## [本文抜粋]
=======

都心では高値傾向の不動産相場。経済の先行き不透明の中、今後、業界はどうなるのか | 仲介手数料無料のREDS

REDSエージェント、宅建士・宅建マイスターの川口です。昨今下がる、下がると言われ続けている不動産相場ですが、特に都心部の23区などでは上昇傾向か、現状維持となっていて高騰ベースが続いています。

不動産業界は、日本の経済において重要な役割を果たしているのは言うまでもありません。2021年における市場規模は、不動産業・物品賃貸業全体でみると49兆円を超え、三井不動産や三菱地所、飯田グループホールディングスといった大企業がトップシェアを争っています。また、既存の不動産を取り扱う管理業や賃貸業などは、安定的に成長を続けています。

しかし、少子高齢化や人口減少などの国内問題、新型コロナウイルス感染症の流行などがあり、今後の成長には不透明感がつきまとう中、今後の不動産業界はどうなるのか、過去を振り返りながら考えてみましょう。

=======

## [取り組む課題]
1) 不動産相場の記事から、「REDSエージェント、宅建士」から「安定的に成長を続けています。」までの部分を、両端の語句も含めてそのまま書き写してください。
2) 不動産相場の記事を、最後の文の後から書き継いでください。
この後に続くエントリは参照しなくてかまいません。

[データセットのエントリ]
=======

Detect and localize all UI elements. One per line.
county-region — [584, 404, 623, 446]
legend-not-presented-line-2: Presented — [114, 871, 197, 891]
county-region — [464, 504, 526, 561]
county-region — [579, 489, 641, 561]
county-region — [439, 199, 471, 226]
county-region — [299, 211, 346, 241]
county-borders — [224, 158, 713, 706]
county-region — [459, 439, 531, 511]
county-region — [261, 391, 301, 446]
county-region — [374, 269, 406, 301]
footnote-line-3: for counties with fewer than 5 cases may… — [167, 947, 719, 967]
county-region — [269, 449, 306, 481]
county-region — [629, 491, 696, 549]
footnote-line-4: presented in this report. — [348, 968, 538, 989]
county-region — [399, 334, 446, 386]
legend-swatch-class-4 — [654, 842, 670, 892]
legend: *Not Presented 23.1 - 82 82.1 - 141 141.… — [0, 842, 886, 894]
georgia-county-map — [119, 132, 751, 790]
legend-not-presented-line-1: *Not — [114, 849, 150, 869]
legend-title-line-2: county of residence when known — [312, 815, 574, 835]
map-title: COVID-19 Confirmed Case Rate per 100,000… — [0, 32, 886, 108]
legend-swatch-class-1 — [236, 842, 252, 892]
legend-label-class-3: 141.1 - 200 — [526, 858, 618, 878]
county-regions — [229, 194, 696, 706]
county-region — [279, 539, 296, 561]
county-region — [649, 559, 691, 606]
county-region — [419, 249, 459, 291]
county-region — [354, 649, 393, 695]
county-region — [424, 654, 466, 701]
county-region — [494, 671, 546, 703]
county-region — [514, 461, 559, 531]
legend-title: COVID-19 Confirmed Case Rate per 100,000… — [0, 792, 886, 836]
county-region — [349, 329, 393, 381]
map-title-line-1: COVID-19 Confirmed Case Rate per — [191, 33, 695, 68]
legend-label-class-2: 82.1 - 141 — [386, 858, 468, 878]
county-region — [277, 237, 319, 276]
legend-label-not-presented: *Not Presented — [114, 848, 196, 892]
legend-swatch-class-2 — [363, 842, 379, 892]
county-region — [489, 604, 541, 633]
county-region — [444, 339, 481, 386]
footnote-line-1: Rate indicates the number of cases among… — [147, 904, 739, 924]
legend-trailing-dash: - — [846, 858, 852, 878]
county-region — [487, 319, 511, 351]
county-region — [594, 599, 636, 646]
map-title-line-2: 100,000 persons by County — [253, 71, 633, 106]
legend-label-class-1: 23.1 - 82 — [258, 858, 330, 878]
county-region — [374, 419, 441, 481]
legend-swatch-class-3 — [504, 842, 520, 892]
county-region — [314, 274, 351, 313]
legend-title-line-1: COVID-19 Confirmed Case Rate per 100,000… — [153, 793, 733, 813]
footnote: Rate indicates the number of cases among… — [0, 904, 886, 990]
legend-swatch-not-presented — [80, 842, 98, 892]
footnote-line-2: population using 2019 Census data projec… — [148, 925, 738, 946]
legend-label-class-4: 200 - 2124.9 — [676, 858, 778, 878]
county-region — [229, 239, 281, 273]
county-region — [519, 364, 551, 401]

=======

## [課題の解答]
1)
REDSエージェント、宅建士・宅建マイスターの川口です。昨今下がる、下がると言われ続けている不動産相場ですが、特に都心部の23区などでは上昇傾向か、現状維持となっていて高騰ベースが続いています。

不動産業界は、日本の経済において重要な役割を果たしているのは言うまでもありません。2021年における市場規模は、不動産業・物品賃貸業全体でみると49兆円を超え、三井不動産や三菱地所、飯田グループホールディングスといった大企業がトップシェアを争っています。また、既存の不動産を取り扱う管理業や賃貸業などは、安定的に成長を続けています。

2)
不動産相場

過去30年間で2度の危機

不動産業界は、過去30年の間に2度の大きな危機を経験しています。皆様もご承知のとおり(私も2度経験しております)それは、1990年の平成バブル崩壊と2008年のリーマンショックです。

平成バブル崩壊は、1990年代初頭に日本で起こった経済危機のことを指します。この危機は、1980年代後半に日本で起こったバブル景気の崩壊によって引き起こされました。バブル景気とは、株式や不動産を中心にした資産の過度な高騰と経済拡大の期間を指します。

内閣府の景気基準日付では、1991年3月から1993年10月までが景気後退期とされています。この期間は、第1次平成不況や複合不況とも呼ばれます。

バブル崩壊という現象は、単に景気循環における景気後退という面だけでなく、急激な信用収縮、土地や株の高値を維持してきた投機意欲の急激な減退、そして政策の錯誤が絡んでおり、1980年代後半には地価は異常な伸びを見せました。公示価格では北海道、東北、四国、九州など、1993年ごろまで地価が高騰していた地方都市もありました。しかし平成バブル崩壊より引き起こされたことで日本は最大の経済危機となり、この危機は不動産業界に深刻な影響を与えました。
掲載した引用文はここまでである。